**Task details:**
Pick out the lines below that include the string "ability".

**Listed records:**
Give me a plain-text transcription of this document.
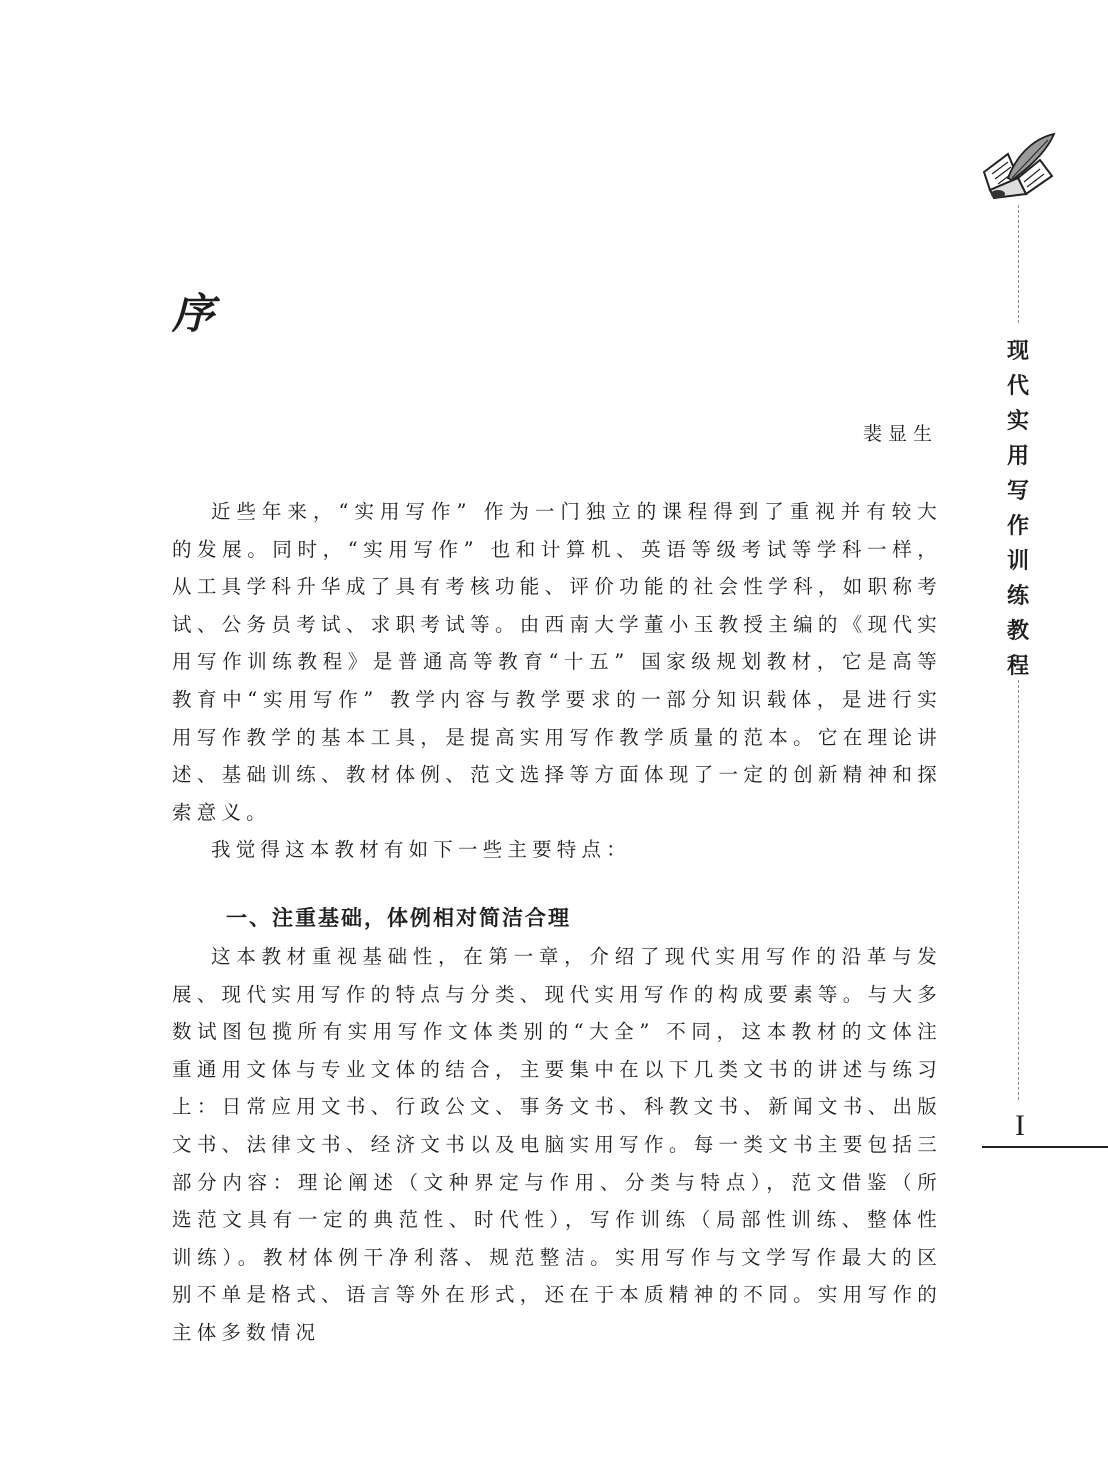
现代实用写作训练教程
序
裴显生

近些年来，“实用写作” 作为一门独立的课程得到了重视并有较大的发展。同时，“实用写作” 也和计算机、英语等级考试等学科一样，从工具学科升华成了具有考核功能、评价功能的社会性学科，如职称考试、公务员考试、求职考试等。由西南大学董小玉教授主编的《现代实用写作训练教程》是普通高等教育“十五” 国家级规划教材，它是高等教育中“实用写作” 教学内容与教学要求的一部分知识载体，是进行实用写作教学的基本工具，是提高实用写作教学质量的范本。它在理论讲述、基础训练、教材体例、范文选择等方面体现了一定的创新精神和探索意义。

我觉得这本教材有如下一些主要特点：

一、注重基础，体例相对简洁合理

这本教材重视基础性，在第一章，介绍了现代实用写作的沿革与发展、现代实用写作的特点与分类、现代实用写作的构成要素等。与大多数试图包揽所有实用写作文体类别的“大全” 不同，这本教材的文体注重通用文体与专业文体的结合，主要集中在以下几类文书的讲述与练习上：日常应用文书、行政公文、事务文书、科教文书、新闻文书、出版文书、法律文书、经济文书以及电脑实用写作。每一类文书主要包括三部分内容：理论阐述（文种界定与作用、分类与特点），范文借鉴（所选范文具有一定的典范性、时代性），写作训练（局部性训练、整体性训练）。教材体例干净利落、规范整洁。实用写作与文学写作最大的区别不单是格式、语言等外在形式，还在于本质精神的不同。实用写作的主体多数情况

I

==

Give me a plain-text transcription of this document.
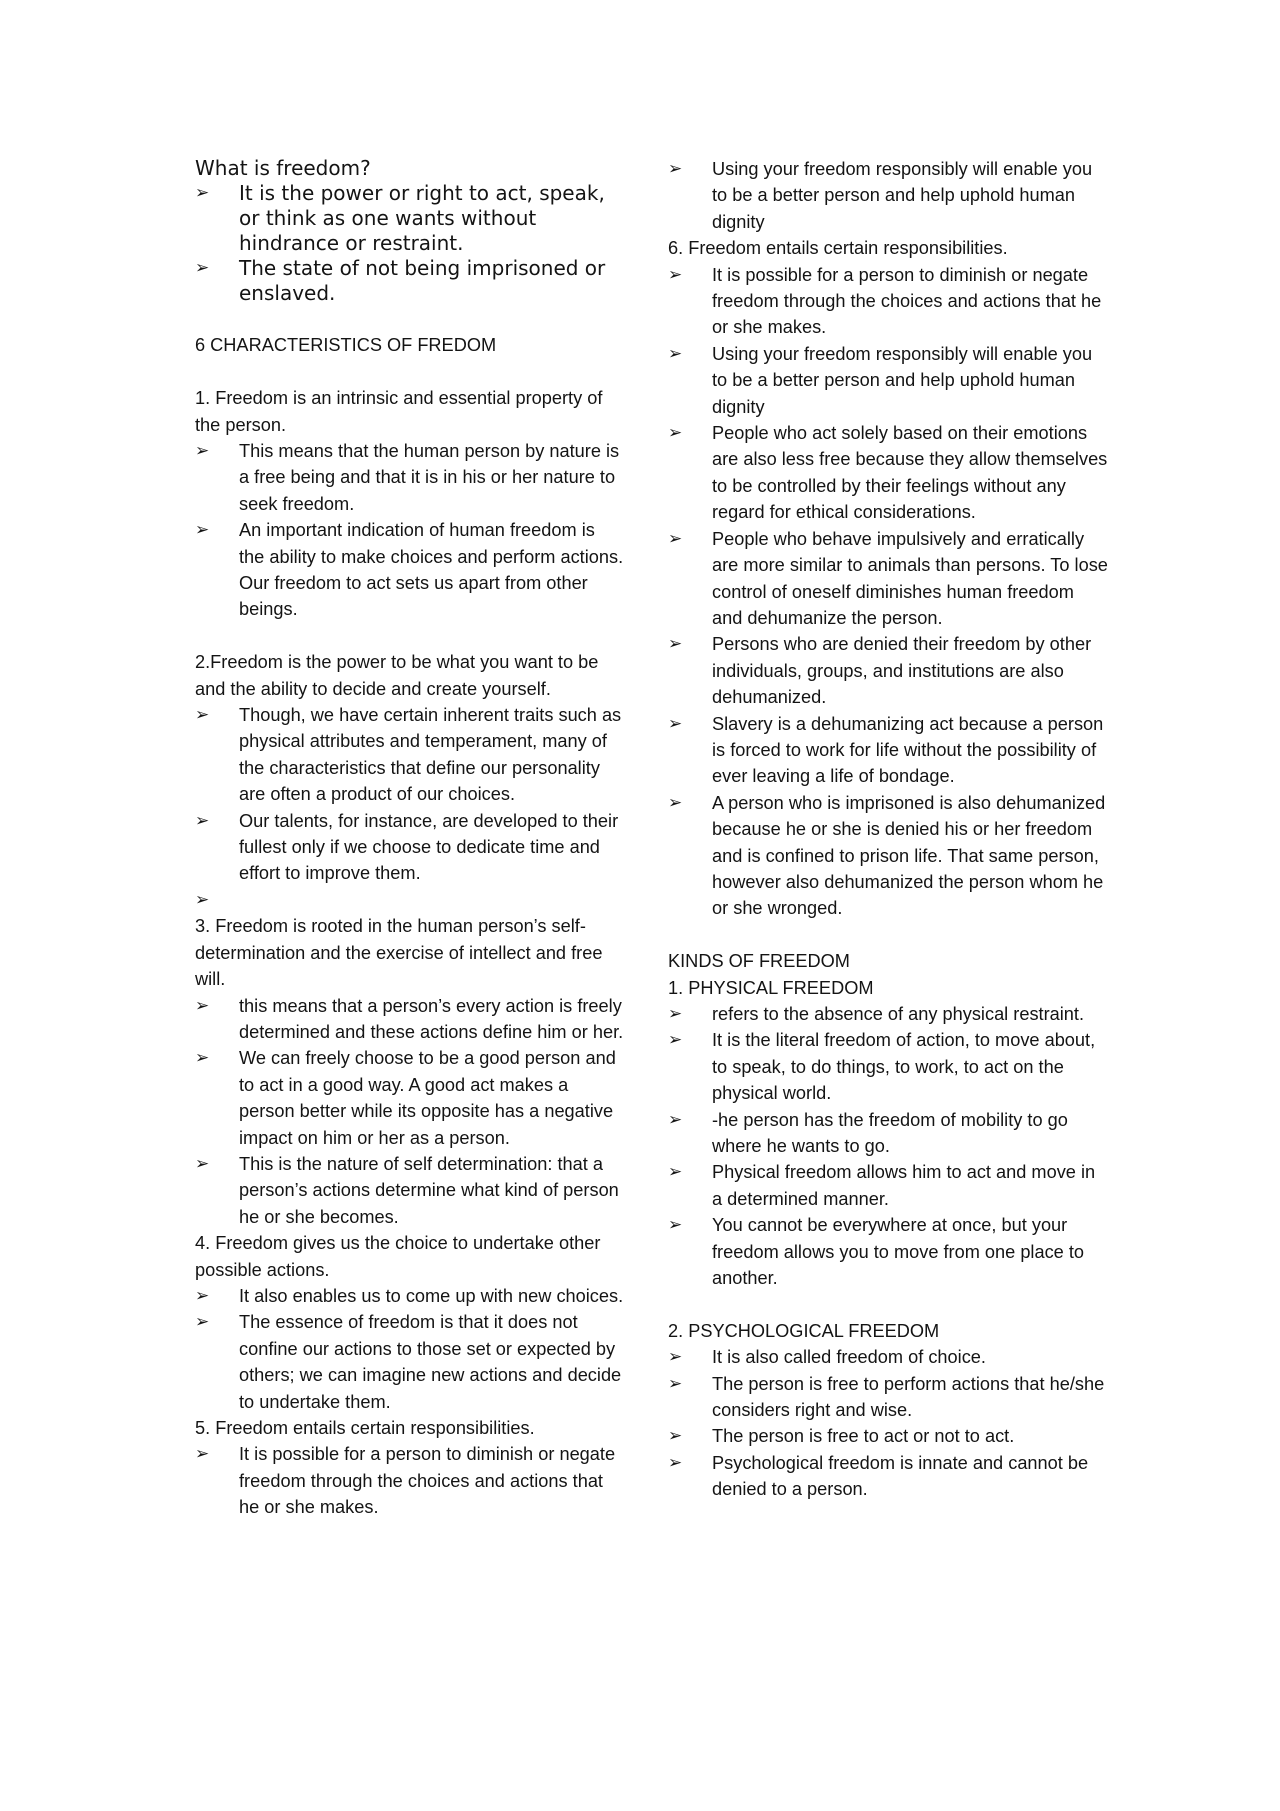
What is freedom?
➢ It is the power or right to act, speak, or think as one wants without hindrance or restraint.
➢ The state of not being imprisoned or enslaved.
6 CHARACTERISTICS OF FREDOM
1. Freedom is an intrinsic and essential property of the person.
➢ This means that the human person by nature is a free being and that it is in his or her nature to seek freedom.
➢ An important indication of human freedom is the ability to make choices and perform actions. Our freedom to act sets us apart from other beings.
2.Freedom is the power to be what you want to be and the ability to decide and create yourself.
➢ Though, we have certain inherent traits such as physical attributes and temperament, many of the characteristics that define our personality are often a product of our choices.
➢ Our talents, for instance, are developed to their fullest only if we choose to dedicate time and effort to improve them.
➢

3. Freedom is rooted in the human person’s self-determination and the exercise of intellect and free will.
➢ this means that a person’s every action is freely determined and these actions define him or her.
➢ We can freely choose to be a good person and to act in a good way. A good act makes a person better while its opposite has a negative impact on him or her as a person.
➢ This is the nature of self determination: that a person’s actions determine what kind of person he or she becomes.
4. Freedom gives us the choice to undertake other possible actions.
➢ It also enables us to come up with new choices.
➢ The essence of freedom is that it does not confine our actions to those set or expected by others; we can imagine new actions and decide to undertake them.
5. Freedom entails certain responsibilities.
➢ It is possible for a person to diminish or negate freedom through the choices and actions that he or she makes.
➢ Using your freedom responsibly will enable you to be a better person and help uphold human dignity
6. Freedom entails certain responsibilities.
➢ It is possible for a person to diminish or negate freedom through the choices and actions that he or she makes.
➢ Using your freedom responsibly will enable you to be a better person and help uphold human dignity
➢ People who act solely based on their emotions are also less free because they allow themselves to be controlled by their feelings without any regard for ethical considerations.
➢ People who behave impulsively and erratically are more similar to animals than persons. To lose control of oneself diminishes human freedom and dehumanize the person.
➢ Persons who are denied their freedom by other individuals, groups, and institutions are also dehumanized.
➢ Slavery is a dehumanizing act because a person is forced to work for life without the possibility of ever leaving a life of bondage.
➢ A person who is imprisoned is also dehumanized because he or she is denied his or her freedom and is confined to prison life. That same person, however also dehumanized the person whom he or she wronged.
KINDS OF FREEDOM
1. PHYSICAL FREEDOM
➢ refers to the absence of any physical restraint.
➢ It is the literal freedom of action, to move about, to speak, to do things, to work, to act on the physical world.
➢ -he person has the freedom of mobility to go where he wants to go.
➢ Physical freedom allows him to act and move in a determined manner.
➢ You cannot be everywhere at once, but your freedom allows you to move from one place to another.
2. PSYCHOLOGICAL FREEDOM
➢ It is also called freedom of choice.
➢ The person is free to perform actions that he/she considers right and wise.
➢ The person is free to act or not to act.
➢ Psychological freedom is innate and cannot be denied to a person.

==

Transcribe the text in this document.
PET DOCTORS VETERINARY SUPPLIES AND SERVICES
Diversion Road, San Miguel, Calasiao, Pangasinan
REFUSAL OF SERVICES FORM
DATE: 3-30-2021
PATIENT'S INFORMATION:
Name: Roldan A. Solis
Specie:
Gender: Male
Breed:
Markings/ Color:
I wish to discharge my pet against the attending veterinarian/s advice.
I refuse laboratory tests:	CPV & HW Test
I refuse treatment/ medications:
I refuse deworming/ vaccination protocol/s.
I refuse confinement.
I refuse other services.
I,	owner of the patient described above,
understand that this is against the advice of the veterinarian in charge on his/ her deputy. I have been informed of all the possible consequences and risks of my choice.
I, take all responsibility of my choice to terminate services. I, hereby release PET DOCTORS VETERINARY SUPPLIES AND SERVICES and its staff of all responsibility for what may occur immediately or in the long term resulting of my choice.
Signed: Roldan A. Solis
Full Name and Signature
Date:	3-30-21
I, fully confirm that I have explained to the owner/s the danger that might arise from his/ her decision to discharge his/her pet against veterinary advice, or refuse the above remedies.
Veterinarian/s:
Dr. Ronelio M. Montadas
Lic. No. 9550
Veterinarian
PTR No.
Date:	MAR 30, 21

**Completed exercise:**
➢ An important indication of human freedom is the ability to make choices and perform actions. Our freedom to act sets us apart from other beings.
2.Freedom is the power to be what you want to be and the ability to decide and create yourself.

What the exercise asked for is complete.